*Written request*: Reproduce all the material exactly, minus any pictures it holds.

*Task inputs*:
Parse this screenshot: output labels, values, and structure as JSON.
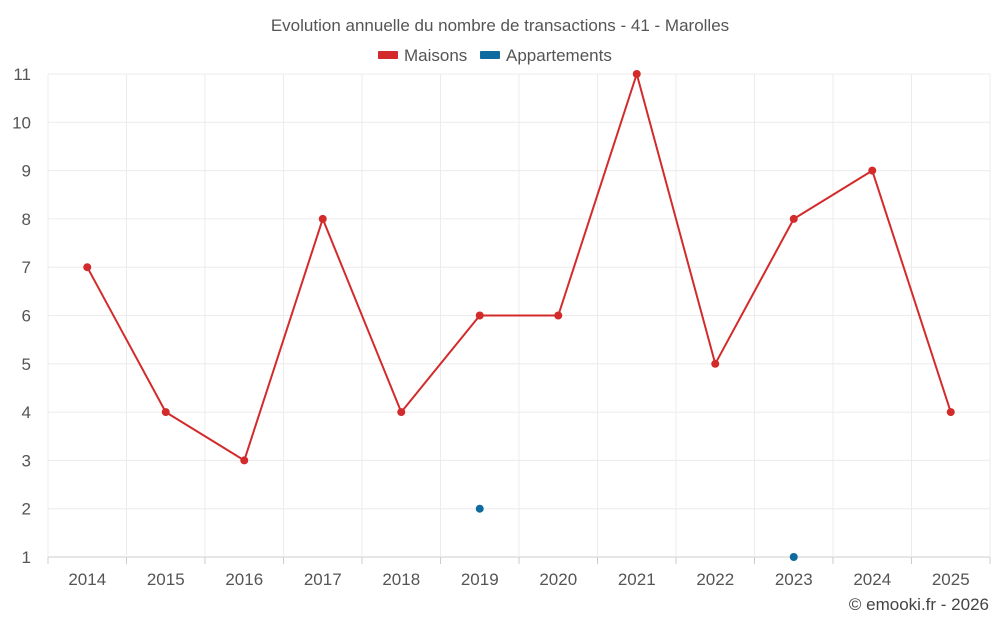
{
  "chart_data": {
    "type": "line",
    "title": "Evolution annuelle du nombre de transactions - 41 - Marolles",
    "x": [
      2014,
      2015,
      2016,
      2017,
      2018,
      2019,
      2020,
      2021,
      2022,
      2023,
      2024,
      2025
    ],
    "x_tick_labels": [
      "2014",
      "2015",
      "2016",
      "2017",
      "2018",
      "2019",
      "2020",
      "2021",
      "2022",
      "2023",
      "2024",
      "2025"
    ],
    "y_tick_labels": [
      "1",
      "2",
      "3",
      "4",
      "5",
      "6",
      "7",
      "8",
      "9",
      "10",
      "11"
    ],
    "ylim": [
      1,
      11
    ],
    "grid": true,
    "legend_position": "top-center",
    "series": [
      {
        "name": "Maisons",
        "color": "#d32b2b",
        "values": [
          7,
          4,
          3,
          8,
          4,
          6,
          6,
          11,
          5,
          8,
          9,
          4
        ]
      },
      {
        "name": "Appartements",
        "color": "#0f6aa0",
        "values": [
          null,
          null,
          null,
          null,
          null,
          2,
          null,
          null,
          null,
          1,
          null,
          null
        ]
      }
    ]
  },
  "credit": "© emooki.fr - 2026"
}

*Exercise response*:
Parse this screenshot: output labels, values, and structure as JSON.
{
  "chart_data": {
    "type": "line",
    "title": "Evolution annuelle du nombre de transactions - 41 - Marolles",
    "x": [
      2014,
      2015,
      2016,
      2017,
      2018,
      2019,
      2020,
      2021,
      2022,
      2023,
      2024,
      2025
    ],
    "x_tick_labels": [
      "2014",
      "2015",
      "2016",
      "2017",
      "2018",
      "2019",
      "2020",
      "2021",
      "2022",
      "2023",
      "2024",
      "2025"
    ],
    "y_tick_labels": [
      "1",
      "2",
      "3",
      "4",
      "5",
      "6",
      "7",
      "8",
      "9",
      "10",
      "11"
    ],
    "ylim": [
      1,
      11
    ],
    "grid": true,
    "legend_position": "top-center",
    "series": [
      {
        "name": "Maisons",
        "color": "#d32b2b",
        "values": [
          7,
          4,
          3,
          8,
          4,
          6,
          6,
          11,
          5,
          8,
          9,
          4
        ]
      },
      {
        "name": "Appartements",
        "color": "#0f6aa0",
        "values": [
          null,
          null,
          null,
          null,
          null,
          2,
          null,
          null,
          null,
          1,
          null,
          null
        ]
      }
    ]
  },
  "credit": "© emooki.fr - 2026"
}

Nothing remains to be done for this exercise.